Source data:
+ + +
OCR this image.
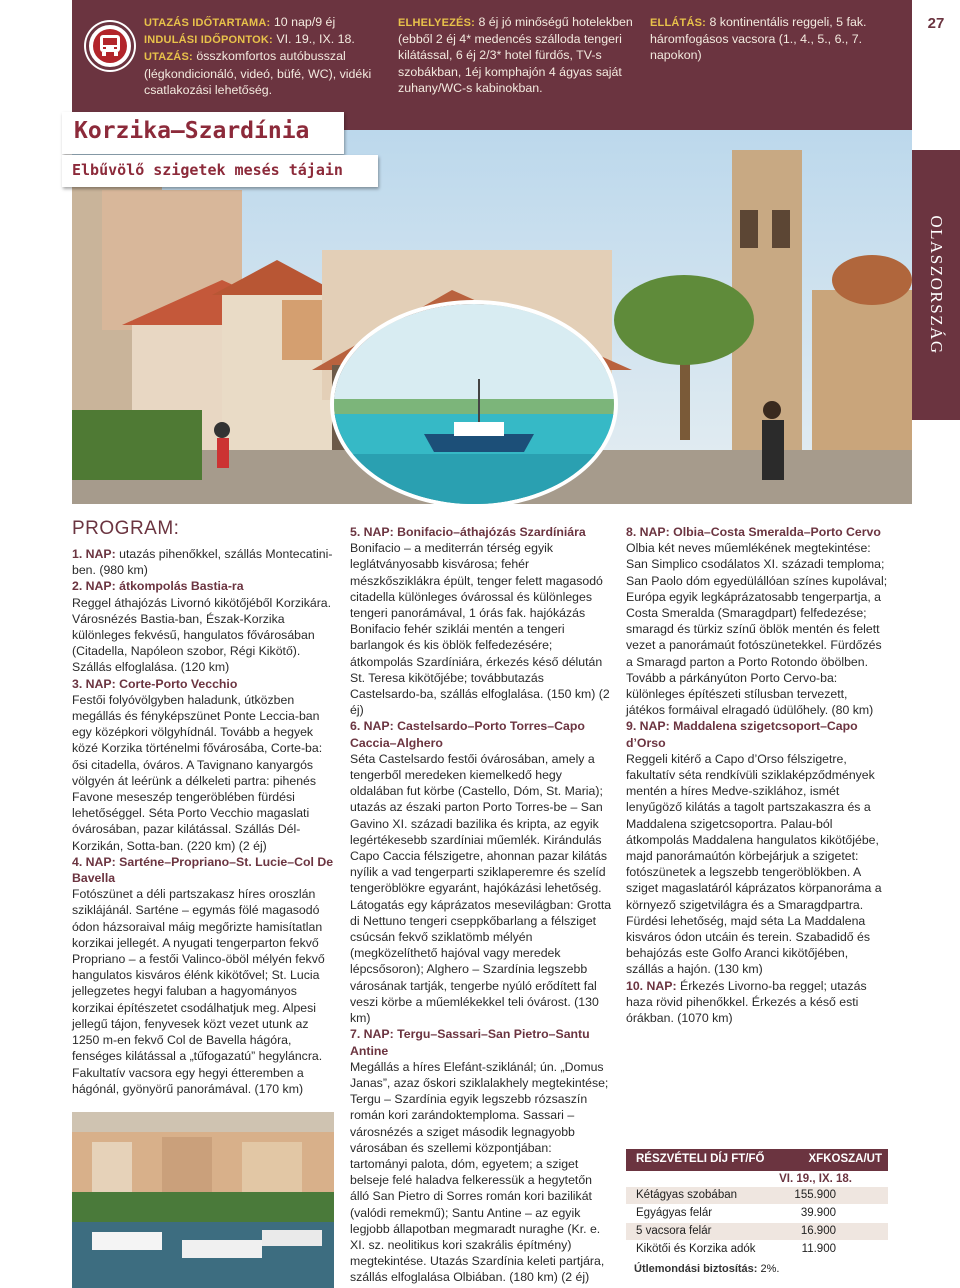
UTAZÁS IDŐTARTAMA: 10 nap/9 éj
INDULÁSI IDŐPONTOK: VI. 19., IX. 18.
UTAZÁS: összkomfortos autóbusszal (légkondicionáló, videó, büfé, WC), vidéki csatlakozási lehetőség.
ELHELYEZÉS: 8 éj jó minőségű hotelekben (ebből 2 éj 4* medencés szálloda tengeri kilátással, 6 éj 2/3* hotel fürdős, TV-s szobákban, 1éj komphajón 4 ágyas saját zuhany/WC-s kabinokban.
ELLÁTÁS: 8 kontinentális reggeli, 5 fak. háromfogásos vacsora (1., 4., 5., 6., 7. napokon)
27
OLASZORSZÁG
Korzika–Szardínia
Elbűvölő szigetek mesés tájain
PROGRAM:

1. NAP: utazás pihenőkkel, szállás Montecatini-ben. (980 km)

2. NAP: átkompolás Bastia-ra
Reggel áthajózás Livornó kikötőjéből Korzikára. Városnézés Bastia-ban, Észak-Korzika különleges fekvésű, hangulatos fővárosában (Citadella, Napóleon szobor, Régi Kikötő). Szállás elfoglalása. (120 km)

3. NAP: Corte-Porto Vecchio
Festői folyóvölgyben haladunk, útközben megállás és fényképszünet Ponte Leccia-ban egy középkori völgyhídnál. Tovább a hegyek közé Korzika történelmi fővárosába, Corte-ba: ősi citadella, óváros. A Tavignano kanyargós völgyén át leérünk a délkeleti partra: pihenés Favone meseszép tengeröblében fürdési lehetőséggel. Séta Porto Vecchio magaslati óvárosában, pazar kilátással. Szállás Dél-Korzikán, Sotta-ban. (220 km) (2 éj)

4. NAP: Sarténe–Propriano–St. Lucie–Col De Bavella
Fotószünet a déli partszakasz híres oroszlán sziklájánál. Sarténe – egymás fölé magasodó ódon házsoraival máig megőrizte hamisítatlan korzikai jellegét. A nyugati tengerparton fekvő Propriano – a festői Valinco-öböl mélyén fekvő hangulatos kisváros élénk kikötővel; St. Lucia jellegzetes hegyi faluban a hagyományos korzikai építészetet csodálhatjuk meg. Alpesi jellegű tájon, fenyvesek közt vezet utunk az 1250 m-en fekvő Col de Bavella hágóra, fenséges kilátással a „tűfogazatú” hegyláncra. Fakultatív vacsora egy hegyi étteremben a hágónál, gyönyörű panorámával. (170 km)

5. NAP: Bonifacio–áthajózás Szardíniára
Bonifacio – a mediterrán térség egyik leglátványosabb kisvárosa; fehér mészkősziklákra épült, tenger felett magasodó citadella különleges óvárossal és különleges tengeri panorámával, 1 órás fak. hajókázás Bonifacio fehér sziklái mentén a tengeri barlangok és kis öblök felfedezésére; átkompolás Szardíniára, érkezés késő délután St. Teresa kikötőjébe; továbbutazás Castelsardo-ba, szállás elfoglalása. (150 km) (2 éj)

6. NAP: Castelsardo–Porto Torres–Capo Caccia–Alghero
Séta Castelsardo festői óvárosában, amely a tengerből meredeken kiemelkedő hegy oldalában fut körbe (Castello, Dóm, St. Maria); utazás az északi parton Porto Torres-be – San Gavino XI. századi bazilika és kripta, az egyik legértékesebb szardíniai műemlék. Kirándulás Capo Caccia félszigetre, ahonnan pazar kilátás nyílik a vad tengerparti sziklaperemre és szelíd tengeröblökre egyaránt, hajókázási lehetőség. Látogatás egy káprázatos mesevilágban: Grotta di Nettuno tengeri cseppkőbarlang a félsziget csúcsán fekvő sziklatömb mélyén (megközelíthető hajóval vagy meredek lépcsősoron); Alghero – Szardínia legszebb városának tartják, tengerbe nyúló erődített fal veszi körbe a műemlékekkel teli óvárost. (130 km)

7. NAP: Tergu–Sassari–San Pietro–Santu Antine
Megállás a híres Elefánt-sziklánál; ún. „Domus Janas”, azaz őskori sziklalakhely megtekintése; Tergu – Szardínia egyik legszebb rózsaszín román kori zarándoktemploma. Sassari – városnézés a sziget második legnagyobb városában és szellemi központjában: tartományi palota, dóm, egyetem; a sziget belseje felé haladva felkeressük a hegytetőn álló San Pietro di Sorres román kori bazilikát (valódi remekmű); Santu Antine – az egyik legjobb állapotban megmaradt nuraghe (Kr. e. XI. sz. neolitikus kori szakrális építmény) megtekintése. Utazás Szardínia keleti partjára, szállás elfoglalása Olbiában. (180 km) (2 éj)

8. NAP: Olbia–Costa Smeralda–Porto Cervo
Olbia két neves műemlékének megtekintése: San Simplico csodálatos XI. századi temploma; San Paolo dóm egyedülállóan színes kupolával; Európa egyik legkáprázatosabb tengerpartja, a Costa Smeralda (Smaragdpart) felfedezése; smaragd és türkiz színű öblök mentén és felett vezet a panorámaút fotószünetekkel. Fürdőzés a Smaragd parton a Porto Rotondo öbölben. Tovább a párkányúton Porto Cervo-ba: különleges építészeti stílusban tervezett, játékos formáival elragadó üdülőhely. (80 km)

9. NAP: Maddalena szigetcsoport–Capo d’Orso
Reggeli kitérő a Capo d’Orso félszigetre, fakultatív séta rendkívüli sziklaképződmények mentén a híres Medve-sziklához, ismét lenyűgöző kilátás a tagolt partszakaszra és a Maddalena szigetcsoportra. Palau-ból átkompolás Maddalena hangulatos kikötőjébe, majd panorámaútón körbejárjuk a szigetet: fotószünetek a legszebb tengeröblökben. A sziget magaslatáról káprázatos körpanoráma a környező szigetvilágra és a Smaragdpartra. Fürdési lehetőség, majd séta La Maddalena kisváros ódon utcáin és terein. Szabadidő és behajózás este Golfo Aranci kikötőjében, szállás a hajón. (130 km)

10. NAP: Érkezés Livorno-ba reggel; utazás haza rövid pihenőkkel. Érkezés a késő esti órákban. (1070 km)

RÉSZVÉTELI DÍJ FT/FŐ	XFKOSZA/UT
VI. 19., IX. 18.
Kétágyas szobában	155.900
Egyágyas felár	39.900
5 vacsora felár	16.900
Kikötői és Korzika adók	11.900
Útlemondási biztosítás: 2%.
+ + +
Exercise brief: Without the pictures, output the full listing exactly as it stands.

Worked answer:
OCR this image.
UTAZÁS IDŐTARTAMA: 10 nap/9 éj
INDULÁSI IDŐPONTOK: VI. 19., IX. 18.
UTAZÁS: összkomfortos autóbusszal (légkondicionáló, videó, büfé, WC), vidéki csatlakozási lehetőség.
ELHELYEZÉS: 8 éj jó minőségű hotelekben (ebből 2 éj 4* medencés szálloda tengeri kilátással, 6 éj 2/3* hotel fürdős, TV-s szobákban, 1éj komphajón 4 ágyas saját zuhany/WC-s kabinokban.
ELLÁTÁS: 8 kontinentális reggeli, 5 fak. háromfogásos vacsora (1., 4., 5., 6., 7. napokon)
27
OLASZORSZÁG
Korzika–Szardínia
Elbűvölő szigetek mesés tájain
PROGRAM:

1. NAP: utazás pihenőkkel, szállás Montecatini-ben. (980 km)

2. NAP: átkompolás Bastia-ra
Reggel áthajózás Livornó kikötőjéből Korzikára. Városnézés Bastia-ban, Észak-Korzika különleges fekvésű, hangulatos fővárosában (Citadella, Napóleon szobor, Régi Kikötő). Szállás elfoglalása. (120 km)

3. NAP: Corte-Porto Vecchio
Festői folyóvölgyben haladunk, útközben megállás és fényképszünet Ponte Leccia-ban egy középkori völgyhídnál. Tovább a hegyek közé Korzika történelmi fővárosába, Corte-ba: ősi citadella, óváros. A Tavignano kanyargós völgyén át leérünk a délkeleti partra: pihenés Favone meseszép tengeröblében fürdési lehetőséggel. Séta Porto Vecchio magaslati óvárosában, pazar kilátással. Szállás Dél-Korzikán, Sotta-ban. (220 km) (2 éj)

4. NAP: Sarténe–Propriano–St. Lucie–Col De Bavella
Fotószünet a déli partszakasz híres oroszlán sziklájánál. Sarténe – egymás fölé magasodó ódon házsoraival máig megőrizte hamisítatlan korzikai jellegét. A nyugati tengerparton fekvő Propriano – a festői Valinco-öböl mélyén fekvő hangulatos kisváros élénk kikötővel; St. Lucia jellegzetes hegyi faluban a hagyományos korzikai építészetet csodálhatjuk meg. Alpesi jellegű tájon, fenyvesek közt vezet utunk az 1250 m-en fekvő Col de Bavella hágóra, fenséges kilátással a „tűfogazatú” hegyláncra. Fakultatív vacsora egy hegyi étteremben a hágónál, gyönyörű panorámával. (170 km)

5. NAP: Bonifacio–áthajózás Szardíniára
Bonifacio – a mediterrán térség egyik leglátványosabb kisvárosa; fehér mészkősziklákra épült, tenger felett magasodó citadella különleges óvárossal és különleges tengeri panorámával, 1 órás fak. hajókázás Bonifacio fehér sziklái mentén a tengeri barlangok és kis öblök felfedezésére; átkompolás Szardíniára, érkezés késő délután St. Teresa kikötőjébe; továbbutazás Castelsardo-ba, szállás elfoglalása. (150 km) (2 éj)

6. NAP: Castelsardo–Porto Torres–Capo Caccia–Alghero
Séta Castelsardo festői óvárosában, amely a tengerből meredeken kiemelkedő hegy oldalában fut körbe (Castello, Dóm, St. Maria); utazás az északi parton Porto Torres-be – San Gavino XI. századi bazilika és kripta, az egyik legértékesebb szardíniai műemlék. Kirándulás Capo Caccia félszigetre, ahonnan pazar kilátás nyílik a vad tengerparti sziklaperemre és szelíd tengeröblökre egyaránt, hajókázási lehetőség. Látogatás egy káprázatos mesevilágban: Grotta di Nettuno tengeri cseppkőbarlang a félsziget csúcsán fekvő sziklatömb mélyén (megközelíthető hajóval vagy meredek lépcsősoron); Alghero – Szardínia legszebb városának tartják, tengerbe nyúló erődített fal veszi körbe a műemlékekkel teli óvárost. (130 km)

7. NAP: Tergu–Sassari–San Pietro–Santu Antine
Megállás a híres Elefánt-sziklánál; ún. „Domus Janas”, azaz őskori sziklalakhely megtekintése; Tergu – Szardínia egyik legszebb rózsaszín román kori zarándoktemploma. Sassari – városnézés a sziget második legnagyobb városában és szellemi központjában: tartományi palota, dóm, egyetem; a sziget belseje felé haladva felkeressük a hegytetőn álló San Pietro di Sorres román kori bazilikát (valódi remekmű); Santu Antine – az egyik legjobb állapotban megmaradt nuraghe (Kr. e. XI. sz. neolitikus kori szakrális építmény) megtekintése. Utazás Szardínia keleti partjára, szállás elfoglalása Olbiában. (180 km) (2 éj)

8. NAP: Olbia–Costa Smeralda–Porto Cervo
Olbia két neves műemlékének megtekintése: San Simplico csodálatos XI. századi temploma; San Paolo dóm egyedülállóan színes kupolával; Európa egyik legkáprázatosabb tengerpartja, a Costa Smeralda (Smaragdpart) felfedezése; smaragd és türkiz színű öblök mentén és felett vezet a panorámaút fotószünetekkel. Fürdőzés a Smaragd parton a Porto Rotondo öbölben. Tovább a párkányúton Porto Cervo-ba: különleges építészeti stílusban tervezett, játékos formáival elragadó üdülőhely. (80 km)

9. NAP: Maddalena szigetcsoport–Capo d’Orso
Reggeli kitérő a Capo d’Orso félszigetre, fakultatív séta rendkívüli sziklaképződmények mentén a híres Medve-sziklához, ismét lenyűgöző kilátás a tagolt partszakaszra és a Maddalena szigetcsoportra. Palau-ból átkompolás Maddalena hangulatos kikötőjébe, majd panorámaútón körbejárjuk a szigetet: fotószünetek a legszebb tengeröblökben. A sziget magaslatáról káprázatos körpanoráma a környező szigetvilágra és a Smaragdpartra. Fürdési lehetőség, majd séta La Maddalena kisváros ódon utcáin és terein. Szabadidő és behajózás este Golfo Aranci kikötőjében, szállás a hajón. (130 km)

10. NAP: Érkezés Livorno-ba reggel; utazás haza rövid pihenőkkel. Érkezés a késő esti órákban. (1070 km)

RÉSZVÉTELI DÍJ FT/FŐ	XFKOSZA/UT
VI. 19., IX. 18.
Kétágyas szobában	155.900
Egyágyas felár	39.900
5 vacsora felár	16.900
Kikötői és Korzika adók	11.900
Útlemondási biztosítás: 2%.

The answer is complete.